SUPPLIED DATA:
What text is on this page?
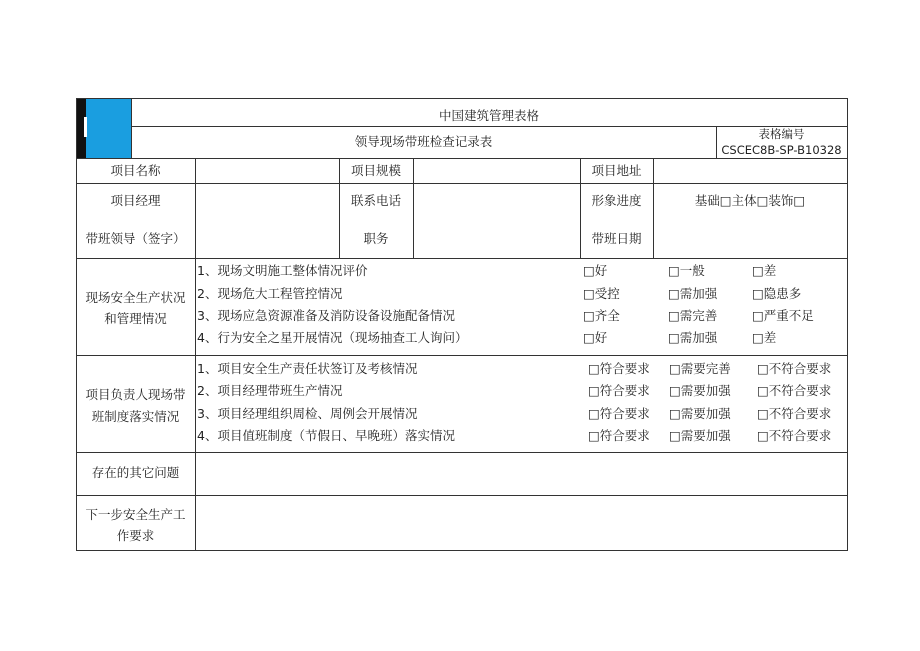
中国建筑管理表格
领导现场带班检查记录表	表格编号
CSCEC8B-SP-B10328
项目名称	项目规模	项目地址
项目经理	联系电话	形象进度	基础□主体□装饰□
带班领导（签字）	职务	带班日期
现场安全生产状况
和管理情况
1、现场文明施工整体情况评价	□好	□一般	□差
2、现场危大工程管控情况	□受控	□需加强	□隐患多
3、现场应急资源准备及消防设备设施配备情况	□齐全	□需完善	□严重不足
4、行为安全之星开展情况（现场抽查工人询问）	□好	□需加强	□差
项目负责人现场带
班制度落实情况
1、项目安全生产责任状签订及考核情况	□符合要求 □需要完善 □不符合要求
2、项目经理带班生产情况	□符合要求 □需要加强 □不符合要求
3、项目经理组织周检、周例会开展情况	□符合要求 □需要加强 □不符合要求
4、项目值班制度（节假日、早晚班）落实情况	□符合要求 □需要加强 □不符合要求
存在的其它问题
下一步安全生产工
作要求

SHORT PROBLEM: Above are records to transcribe exactly; leave their pictures out.

CORRECT RESPONSE:
What text is on this page?
中国建筑管理表格
领导现场带班检查记录表	表格编号
CSCEC8B-SP-B10328
项目名称	项目规模	项目地址
项目经理	联系电话	形象进度	基础□主体□装饰□
带班领导（签字）	职务	带班日期
现场安全生产状况
和管理情况
1、现场文明施工整体情况评价	□好	□一般	□差
2、现场危大工程管控情况	□受控	□需加强	□隐患多
3、现场应急资源准备及消防设备设施配备情况	□齐全	□需完善	□严重不足
4、行为安全之星开展情况（现场抽查工人询问）	□好	□需加强	□差
项目负责人现场带
班制度落实情况
1、项目安全生产责任状签订及考核情况	□符合要求 □需要完善 □不符合要求
2、项目经理带班生产情况	□符合要求 □需要加强 □不符合要求
3、项目经理组织周检、周例会开展情况	□符合要求 □需要加强 □不符合要求
4、项目值班制度（节假日、早晚班）落实情况	□符合要求 □需要加强 □不符合要求
存在的其它问题
下一步安全生产工
作要求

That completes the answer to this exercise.